• **The request**
Swap every "Wedge shape" in the lines below for "Pie slice" and leave everything else unchanged. Write the lines out again without the pictures.

• **Entries taken from a collection**
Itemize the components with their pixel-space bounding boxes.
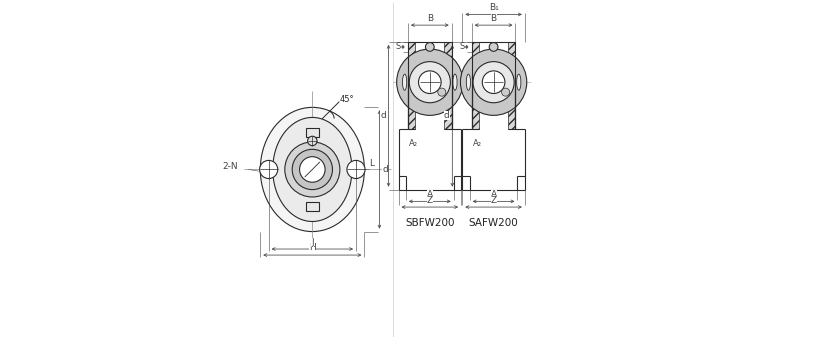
Text: d: d	[444, 111, 450, 120]
Circle shape	[299, 157, 325, 182]
Circle shape	[308, 136, 317, 146]
Ellipse shape	[273, 117, 352, 221]
Ellipse shape	[466, 74, 471, 90]
Circle shape	[460, 49, 527, 115]
Text: A: A	[490, 190, 497, 199]
Text: A₂: A₂	[472, 139, 481, 148]
Circle shape	[425, 43, 434, 51]
Text: A: A	[427, 190, 432, 199]
Ellipse shape	[260, 107, 365, 232]
Text: SAFW200: SAFW200	[468, 218, 518, 228]
Circle shape	[490, 43, 498, 51]
Bar	[306, 128, 319, 137]
Circle shape	[419, 71, 441, 94]
Text: B: B	[490, 14, 497, 23]
Text: B: B	[427, 14, 432, 23]
Circle shape	[482, 71, 505, 94]
Circle shape	[473, 62, 514, 103]
Circle shape	[292, 149, 332, 190]
Text: H: H	[309, 243, 316, 252]
Circle shape	[502, 88, 510, 96]
Text: Z: Z	[490, 196, 497, 205]
Text: S: S	[459, 43, 465, 51]
Bar	[472, 42, 479, 129]
Ellipse shape	[453, 74, 457, 90]
Circle shape	[347, 161, 365, 178]
Text: SBFW200: SBFW200	[405, 218, 455, 228]
Bar	[508, 42, 516, 129]
Text: A₂: A₂	[409, 139, 418, 148]
Text: J: J	[311, 238, 313, 247]
Circle shape	[438, 88, 446, 96]
Circle shape	[397, 49, 463, 115]
Text: 2-N: 2-N	[223, 162, 238, 171]
Text: d: d	[380, 111, 386, 120]
Bar	[408, 42, 415, 129]
Text: B₁: B₁	[489, 3, 499, 12]
Text: d: d	[382, 165, 388, 174]
Circle shape	[410, 62, 450, 103]
Bar	[306, 202, 319, 211]
Text: 45°: 45°	[339, 95, 354, 104]
Circle shape	[285, 142, 339, 197]
Ellipse shape	[517, 74, 521, 90]
Text: L: L	[370, 159, 375, 168]
Bar	[444, 42, 451, 129]
Text: S: S	[396, 43, 401, 51]
Ellipse shape	[402, 74, 406, 90]
Text: Z: Z	[427, 196, 432, 205]
Circle shape	[259, 161, 277, 178]
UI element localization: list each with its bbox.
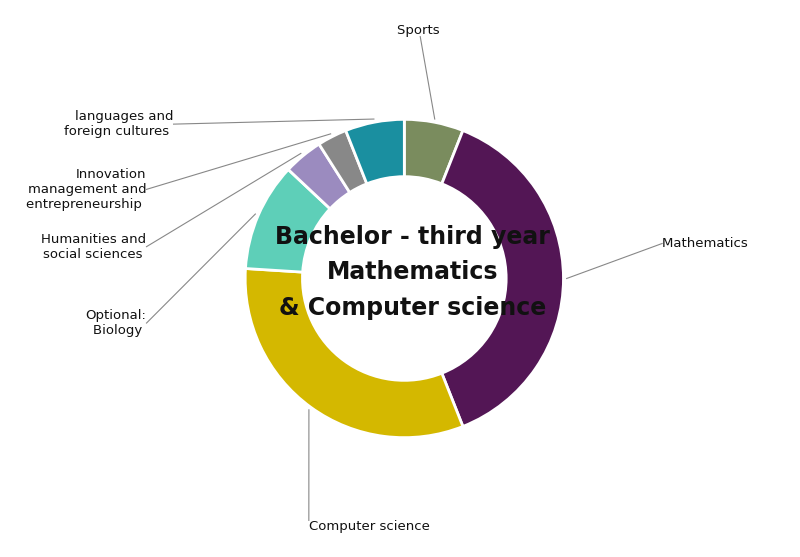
Wedge shape [288,144,350,209]
Text: Bachelor - third year
Mathematics
& Computer science: Bachelor - third year Mathematics & Comp… [275,224,550,320]
Text: Sports: Sports [397,23,444,37]
Wedge shape [404,119,463,184]
Text: Optional:
Biology: Optional: Biology [86,309,146,337]
Wedge shape [245,268,463,438]
Text: Humanities and
social sciences: Humanities and social sciences [42,233,146,261]
Text: Computer science: Computer science [309,520,434,534]
Wedge shape [319,130,367,193]
Text: Mathematics: Mathematics [662,237,752,250]
Text: languages and
foreign cultures: languages and foreign cultures [64,110,174,138]
Wedge shape [346,119,404,184]
Wedge shape [442,130,563,427]
Text: Innovation
management and
entrepreneurship: Innovation management and entrepreneursh… [26,168,146,211]
Wedge shape [246,169,330,272]
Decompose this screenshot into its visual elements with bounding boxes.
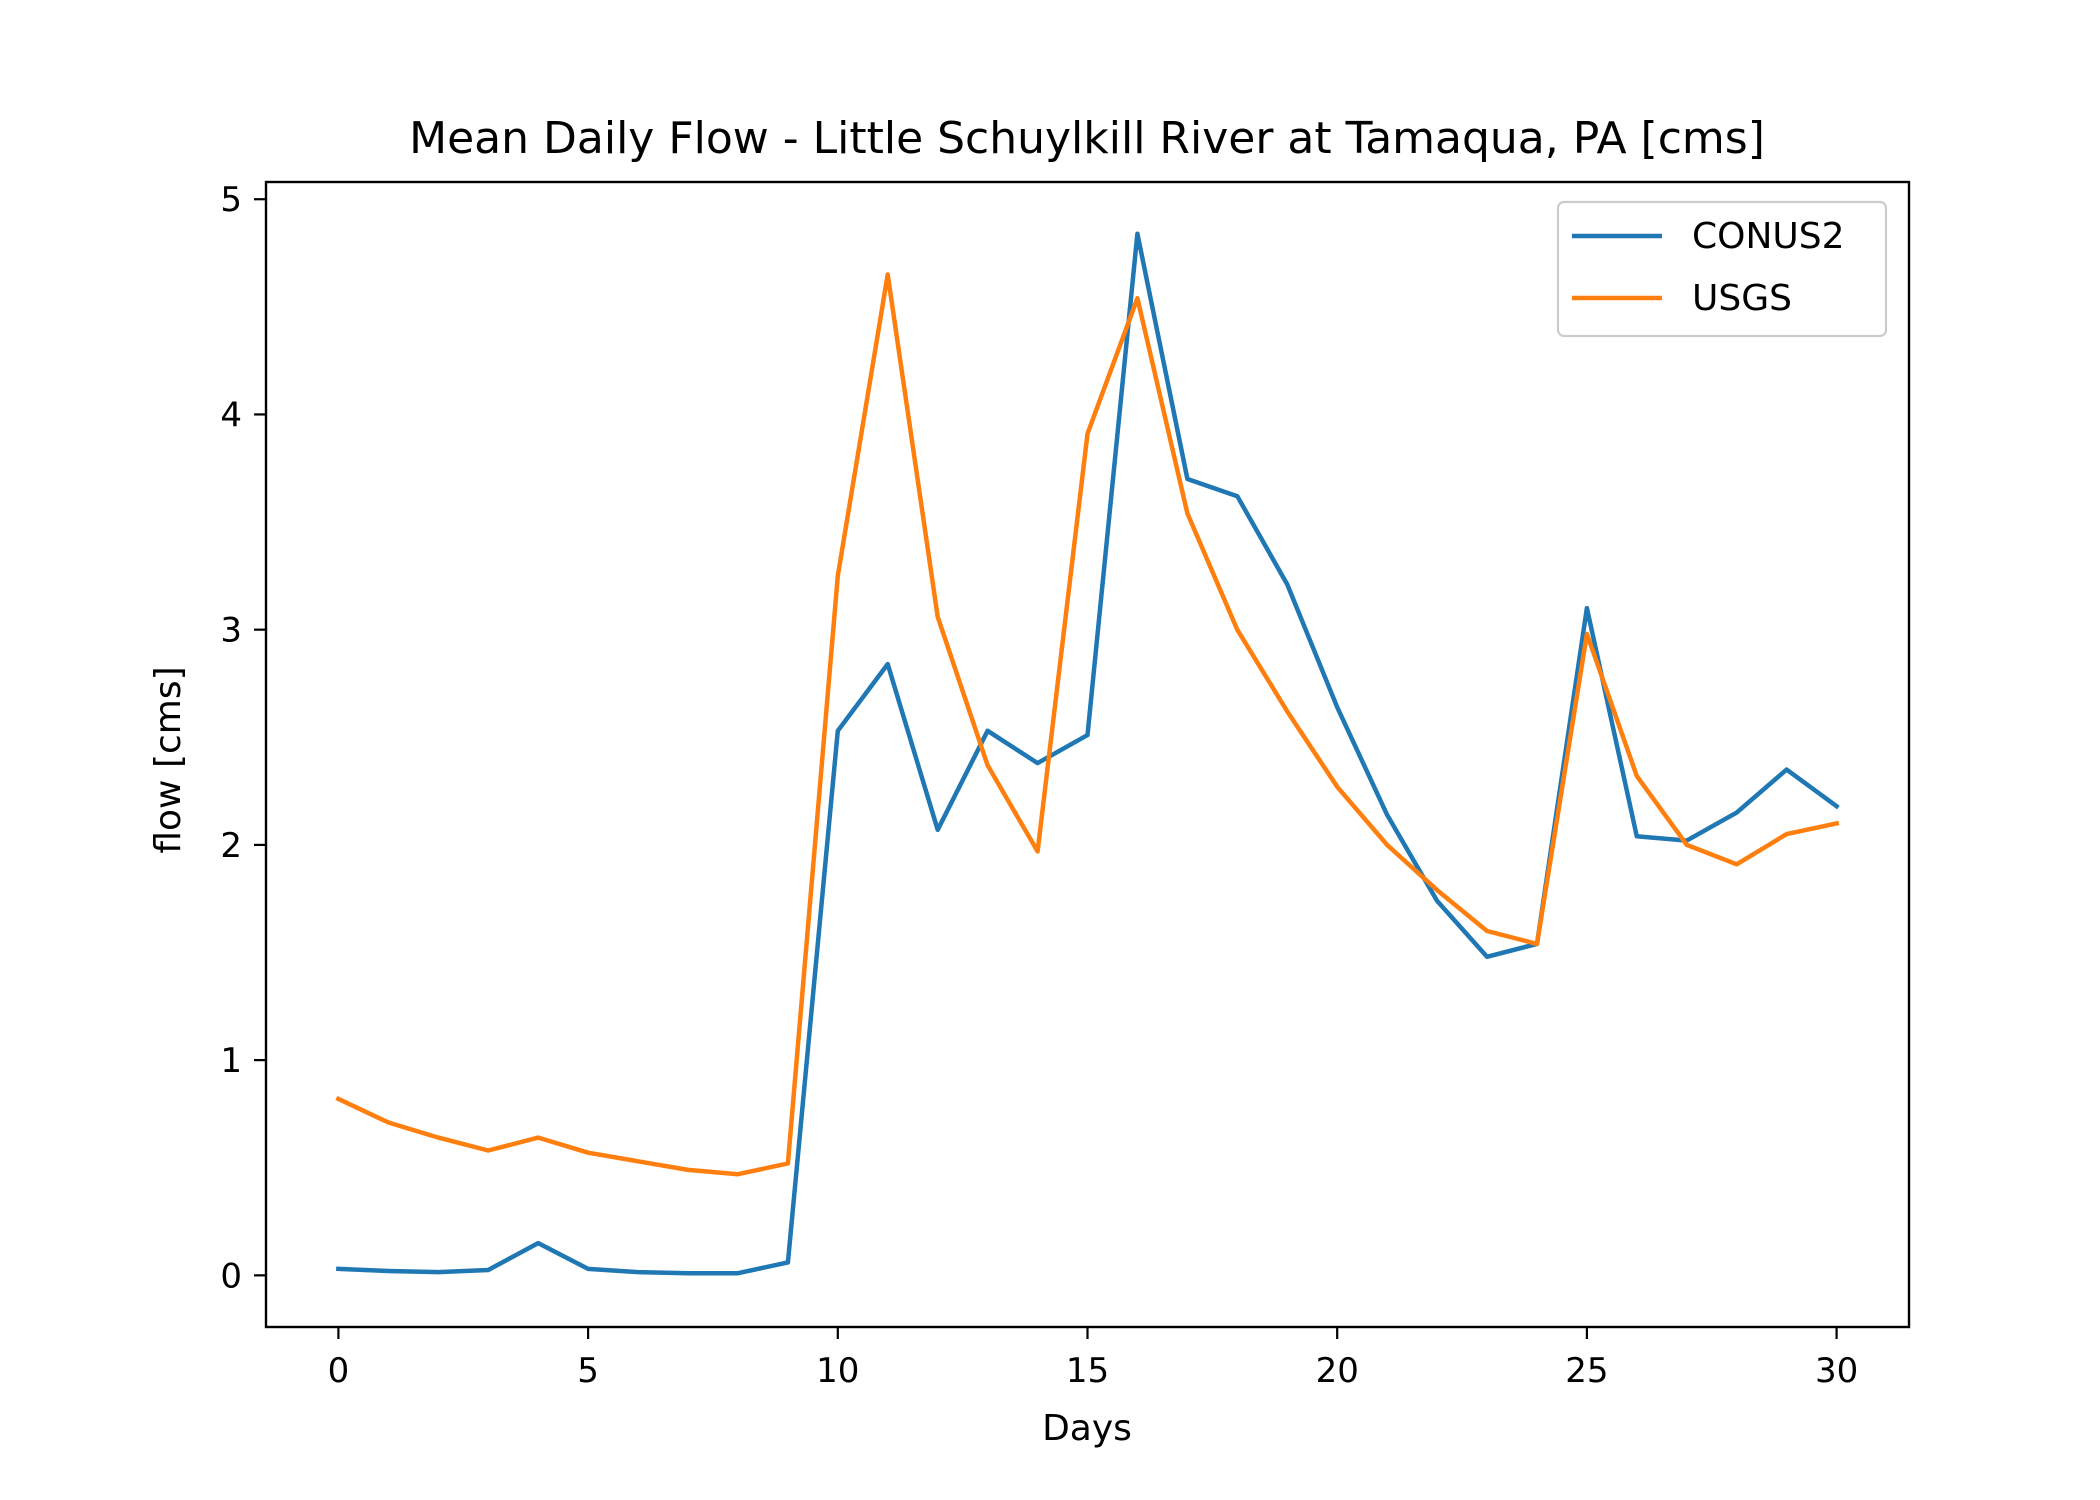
x-tick-label: 20 <box>1316 1351 1359 1391</box>
x-tick-label: 10 <box>816 1351 859 1391</box>
chart-title: Mean Daily Flow - Little Schuylkill Rive… <box>409 113 1765 164</box>
y-tick-label: 2 <box>220 826 242 866</box>
x-tick-label: 25 <box>1565 1351 1608 1391</box>
x-tick-label: 15 <box>1066 1351 1109 1391</box>
series-line-usgs <box>335 272 1840 1177</box>
x-tick-label: 5 <box>577 1351 599 1391</box>
y-tick-label: 1 <box>220 1041 242 1081</box>
series-line-conus2 <box>336 231 1840 1276</box>
x-tick-label: 30 <box>1815 1351 1858 1391</box>
x-tick-label: 0 <box>328 1351 350 1391</box>
axes-frame <box>264 180 1911 1329</box>
plot-area <box>264 180 1911 1329</box>
y-axis: 0 1 2 3 4 5 <box>220 180 266 1296</box>
y-tick-label: 5 <box>220 180 242 220</box>
legend-label-conus2: CONUS2 <box>1692 216 1845 257</box>
x-axis-label: Days <box>1042 1408 1132 1449</box>
x-axis: 0 5 10 15 20 25 30 <box>328 1327 1858 1391</box>
y-axis-label: flow [cms] <box>148 666 189 853</box>
y-tick-label: 0 <box>220 1256 242 1296</box>
y-tick-label: 3 <box>220 611 242 651</box>
y-tick-label: 4 <box>220 395 242 435</box>
legend: CONUS2 USGS <box>1556 200 1888 338</box>
legend-label-usgs: USGS <box>1692 278 1792 319</box>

• **Reply to the task**
Itemize the components with their pixel-space bounding boxes.
Text: d: d	[444, 111, 450, 120]
Circle shape	[299, 157, 325, 182]
Circle shape	[308, 136, 317, 146]
Ellipse shape	[273, 117, 352, 221]
Ellipse shape	[466, 74, 471, 90]
Circle shape	[460, 49, 527, 115]
Text: A: A	[490, 190, 497, 199]
Text: A₂: A₂	[472, 139, 481, 148]
Circle shape	[425, 43, 434, 51]
Text: A: A	[427, 190, 432, 199]
Ellipse shape	[260, 107, 365, 232]
Text: SAFW200: SAFW200	[468, 218, 518, 228]
Circle shape	[490, 43, 498, 51]
Bar	[306, 128, 319, 137]
Circle shape	[419, 71, 441, 94]
Text: B: B	[490, 14, 497, 23]
Text: B: B	[427, 14, 432, 23]
Circle shape	[482, 71, 505, 94]
Circle shape	[473, 62, 514, 103]
Circle shape	[292, 149, 332, 190]
Text: H: H	[309, 243, 316, 252]
Circle shape	[502, 88, 510, 96]
Text: Z: Z	[490, 196, 497, 205]
Text: S: S	[459, 43, 465, 51]
Bar	[472, 42, 479, 129]
Ellipse shape	[453, 74, 457, 90]
Circle shape	[347, 161, 365, 178]
Text: SBFW200: SBFW200	[405, 218, 455, 228]
Bar	[508, 42, 516, 129]
Text: A₂: A₂	[409, 139, 418, 148]
Text: J: J	[311, 238, 313, 247]
Circle shape	[438, 88, 446, 96]
Circle shape	[397, 49, 463, 115]
Text: 2-N: 2-N	[223, 162, 238, 171]
Text: d: d	[380, 111, 386, 120]
Bar	[408, 42, 415, 129]
Text: B₁: B₁	[489, 3, 499, 12]
Text: d: d	[382, 165, 388, 174]
Circle shape	[410, 62, 450, 103]
Bar	[306, 202, 319, 211]
Text: 45°: 45°	[339, 95, 354, 104]
Circle shape	[285, 142, 339, 197]
Ellipse shape	[517, 74, 521, 90]
Text: L: L	[370, 159, 375, 168]
Bar	[444, 42, 451, 129]
Text: S: S	[396, 43, 401, 51]
Ellipse shape	[402, 74, 406, 90]
Text: Z: Z	[427, 196, 432, 205]
Circle shape	[259, 161, 277, 178]
UI element localization: list each with its bbox.
Pie slice [288,144,350,209]
Text: Bachelor - third year
Mathematics
& Computer science: Bachelor - third year Mathematics & Comp… [275,224,550,320]
Text: Sports: Sports [397,23,444,37]
Pie slice [404,119,463,184]
Text: Optional:
Biology: Optional: Biology [86,309,146,337]
Pie slice [245,268,463,438]
Text: Humanities and
social sciences: Humanities and social sciences [42,233,146,261]
Text: Computer science: Computer science [309,520,434,534]
Pie slice [319,130,367,193]
Text: Mathematics: Mathematics [662,237,752,250]
Text: languages and
foreign cultures: languages and foreign cultures [64,110,174,138]
Pie slice [346,119,404,184]
Pie slice [442,130,563,427]
Text: Innovation
management and
entrepreneurship: Innovation management and entrepreneursh… [26,168,146,211]
Pie slice [246,169,330,272]
Decompose this screenshot into its visual elements with bounding boxes.
x-tick-label: 20 <box>1316 1351 1359 1391</box>
x-tick-label: 10 <box>816 1351 859 1391</box>
chart-title: Mean Daily Flow - Little Schuylkill Rive… <box>409 113 1765 164</box>
y-tick-label: 2 <box>220 826 242 866</box>
x-tick-label: 25 <box>1565 1351 1608 1391</box>
x-tick-label: 15 <box>1066 1351 1109 1391</box>
series-line-usgs <box>335 272 1840 1177</box>
x-tick-label: 5 <box>577 1351 599 1391</box>
y-tick-label: 1 <box>220 1041 242 1081</box>
series-line-conus2 <box>336 231 1840 1276</box>
x-tick-label: 30 <box>1815 1351 1858 1391</box>
x-tick-label: 0 <box>328 1351 350 1391</box>
axes-frame <box>264 180 1911 1329</box>
plot-area <box>264 180 1911 1329</box>
y-axis: 0 1 2 3 4 5 <box>220 180 266 1296</box>
y-tick-label: 5 <box>220 180 242 220</box>
legend-label-conus2: CONUS2 <box>1692 216 1845 257</box>
x-axis-label: Days <box>1042 1408 1132 1449</box>
x-axis: 0 5 10 15 20 25 30 <box>328 1327 1858 1391</box>
y-axis-label: flow [cms] <box>148 666 189 853</box>
y-tick-label: 0 <box>220 1256 242 1296</box>
y-tick-label: 3 <box>220 611 242 651</box>
y-tick-label: 4 <box>220 395 242 435</box>
legend: CONUS2 USGS <box>1556 200 1888 338</box>
legend-label-usgs: USGS <box>1692 278 1792 319</box>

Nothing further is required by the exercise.